• _Document segment_:
——

Here was the retro 1970s-inspired intro from CBS for the 50th anniversary of The NFL Today this weekend:

The Pat McAfee high dive at the University of Miami was quite a spectacle:

A nice moment from Tom Brady on Fox this week, bringing a lightness and self-deprecating sense of humor that goes a long way:

👏 INDUSTRY INSIGHTS 🗣️

Photo via Roku Sports

  • As part of NBC Sports’ major expansion into MLB, the network will reportedly take back over the Sunday morning national window it used to broadcast on Peacock but which briefly moved to Roku in recent years.

  • The Phoenix Suns inked a massive new deal with free local TV provider Gray Media to air Suns and WNBA Mercury games on the broadcast network across Arizona. Reportedly worth $30 million, the deal puts the Suns in line with many other NBA teams still on FanDuel Sports Networks on cable.

  • Longtime Chicago sports media reporter Jeff Agrest of the Sun-Times wrote a column calling for the dismissal of White Sox announcer John Schiffren after just two seasons at Chicago Sports Network.

  • As the College Football Playoff evolves to prioritize strength of schedule more in its selection process, the ACC is changing its schedule to play ten Power 4 games, including as many as nine conference games.

️‍🔥THE CLOSER🔥

A refreshed No. 2 booth is shining for CBS

Credit: NFL on CBS

CBS Sports made a big swing this offseason when it promoted studio analyst J.J. Watt all the way to the No. 2 booth. The network believed in Watt so much that it got rid of veteran analyst Charles Davis to make space before giving Watt a space opposite star announcer Ian Eagle.

——

• _Data under study_:
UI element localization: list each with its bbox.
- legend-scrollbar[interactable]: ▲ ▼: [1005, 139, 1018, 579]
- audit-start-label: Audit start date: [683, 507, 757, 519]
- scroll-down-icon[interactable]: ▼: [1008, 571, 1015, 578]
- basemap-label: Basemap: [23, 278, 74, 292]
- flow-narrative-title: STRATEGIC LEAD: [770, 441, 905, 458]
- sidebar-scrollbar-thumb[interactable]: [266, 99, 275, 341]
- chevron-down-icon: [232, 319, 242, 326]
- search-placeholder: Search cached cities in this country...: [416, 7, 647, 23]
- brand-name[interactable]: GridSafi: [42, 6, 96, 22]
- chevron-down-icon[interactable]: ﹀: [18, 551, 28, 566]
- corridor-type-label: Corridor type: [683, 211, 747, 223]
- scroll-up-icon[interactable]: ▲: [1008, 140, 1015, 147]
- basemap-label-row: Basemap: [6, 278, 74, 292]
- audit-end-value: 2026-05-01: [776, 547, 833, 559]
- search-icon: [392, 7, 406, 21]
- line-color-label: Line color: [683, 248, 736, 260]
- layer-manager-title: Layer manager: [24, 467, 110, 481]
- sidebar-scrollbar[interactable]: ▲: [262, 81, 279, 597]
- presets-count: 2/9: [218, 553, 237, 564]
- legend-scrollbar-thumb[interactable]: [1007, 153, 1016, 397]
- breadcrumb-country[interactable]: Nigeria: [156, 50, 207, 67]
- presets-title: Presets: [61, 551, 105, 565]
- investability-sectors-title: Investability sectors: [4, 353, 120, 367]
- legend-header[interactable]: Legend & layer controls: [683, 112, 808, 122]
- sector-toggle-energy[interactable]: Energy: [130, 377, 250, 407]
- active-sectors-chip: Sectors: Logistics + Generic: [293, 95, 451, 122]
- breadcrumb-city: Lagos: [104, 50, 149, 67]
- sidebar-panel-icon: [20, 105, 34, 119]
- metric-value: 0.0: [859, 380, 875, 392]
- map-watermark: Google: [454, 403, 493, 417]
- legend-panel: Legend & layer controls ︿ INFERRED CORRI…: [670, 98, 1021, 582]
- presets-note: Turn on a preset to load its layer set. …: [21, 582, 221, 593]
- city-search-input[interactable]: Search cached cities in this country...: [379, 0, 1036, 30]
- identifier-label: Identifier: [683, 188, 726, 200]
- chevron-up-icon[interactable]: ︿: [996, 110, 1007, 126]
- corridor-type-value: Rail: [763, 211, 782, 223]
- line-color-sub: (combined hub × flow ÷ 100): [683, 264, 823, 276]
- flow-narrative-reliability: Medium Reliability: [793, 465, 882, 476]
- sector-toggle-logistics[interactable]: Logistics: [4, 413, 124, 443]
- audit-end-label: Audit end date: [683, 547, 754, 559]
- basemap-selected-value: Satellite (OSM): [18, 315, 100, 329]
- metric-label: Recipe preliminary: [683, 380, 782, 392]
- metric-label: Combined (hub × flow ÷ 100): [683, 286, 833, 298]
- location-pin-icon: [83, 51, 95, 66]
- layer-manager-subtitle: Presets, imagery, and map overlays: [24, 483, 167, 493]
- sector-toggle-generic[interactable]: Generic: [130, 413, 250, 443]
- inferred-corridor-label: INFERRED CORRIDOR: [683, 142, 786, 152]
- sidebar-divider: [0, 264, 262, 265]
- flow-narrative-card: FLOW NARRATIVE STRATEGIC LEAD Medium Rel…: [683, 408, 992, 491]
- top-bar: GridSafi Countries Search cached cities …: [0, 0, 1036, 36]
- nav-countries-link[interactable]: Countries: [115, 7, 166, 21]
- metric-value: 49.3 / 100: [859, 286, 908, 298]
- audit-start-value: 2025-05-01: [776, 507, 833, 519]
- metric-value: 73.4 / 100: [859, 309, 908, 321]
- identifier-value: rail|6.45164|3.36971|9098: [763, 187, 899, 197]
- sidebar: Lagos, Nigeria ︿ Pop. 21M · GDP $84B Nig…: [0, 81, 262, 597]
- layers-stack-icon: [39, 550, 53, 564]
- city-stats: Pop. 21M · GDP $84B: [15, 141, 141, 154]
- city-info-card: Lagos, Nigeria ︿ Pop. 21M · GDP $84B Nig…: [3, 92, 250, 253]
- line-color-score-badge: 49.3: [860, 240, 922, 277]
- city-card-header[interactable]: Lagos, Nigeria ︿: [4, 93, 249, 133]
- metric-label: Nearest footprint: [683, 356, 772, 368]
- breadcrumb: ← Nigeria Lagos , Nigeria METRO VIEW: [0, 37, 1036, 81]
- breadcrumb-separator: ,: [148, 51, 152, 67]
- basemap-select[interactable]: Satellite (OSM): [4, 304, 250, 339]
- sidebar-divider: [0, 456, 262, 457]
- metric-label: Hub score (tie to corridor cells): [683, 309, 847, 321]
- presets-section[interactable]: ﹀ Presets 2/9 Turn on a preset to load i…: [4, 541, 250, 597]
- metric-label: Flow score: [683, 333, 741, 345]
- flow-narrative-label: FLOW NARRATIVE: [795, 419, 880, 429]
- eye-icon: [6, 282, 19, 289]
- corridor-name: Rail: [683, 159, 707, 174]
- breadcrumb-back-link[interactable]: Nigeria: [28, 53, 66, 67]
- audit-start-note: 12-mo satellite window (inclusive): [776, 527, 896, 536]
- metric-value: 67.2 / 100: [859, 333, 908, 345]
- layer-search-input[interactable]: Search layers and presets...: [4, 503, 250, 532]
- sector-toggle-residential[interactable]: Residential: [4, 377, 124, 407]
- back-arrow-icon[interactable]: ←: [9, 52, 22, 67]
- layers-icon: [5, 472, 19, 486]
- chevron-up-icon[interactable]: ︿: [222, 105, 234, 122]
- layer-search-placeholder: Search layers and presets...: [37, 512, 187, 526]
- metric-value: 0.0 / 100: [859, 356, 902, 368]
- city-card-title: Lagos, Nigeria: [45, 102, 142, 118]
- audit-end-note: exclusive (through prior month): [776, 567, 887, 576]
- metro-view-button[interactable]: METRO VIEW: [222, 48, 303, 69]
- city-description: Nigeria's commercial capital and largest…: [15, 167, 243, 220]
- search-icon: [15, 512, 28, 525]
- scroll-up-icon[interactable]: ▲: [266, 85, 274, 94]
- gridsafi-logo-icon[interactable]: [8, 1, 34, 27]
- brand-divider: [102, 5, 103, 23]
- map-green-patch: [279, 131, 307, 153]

——

• _Required actions_:
A. According to the sports media newsletter, how much is the Phoenix Suns' new deal with Gray Media reportedly worth?
B. Rewrite everything from "A nice moment" down to "Networks on cable." in the sports media newsletter, replacing "Peacock" with "USA Network".

• _Answers in order_:
A. $30 million

B.
A nice moment from Tom Brady on Fox this week, bringing a lightness and self-deprecating sense of humor that goes a long way:

👏 INDUSTRY INSIGHTS 🗣️

Photo via Roku Sports

  • As part of NBC Sports’ major expansion into MLB, the network will reportedly take back over the Sunday morning national window it used to broadcast on USA Network but which briefly moved to Roku in recent years.

  • The Phoenix Suns inked a massive new deal with free local TV provider Gray Media to air Suns and WNBA Mercury games on the broadcast network across Arizona. Reportedly worth $30 million, the deal puts the Suns in line with many other NBA teams still on FanDuel Sports Networks on cable.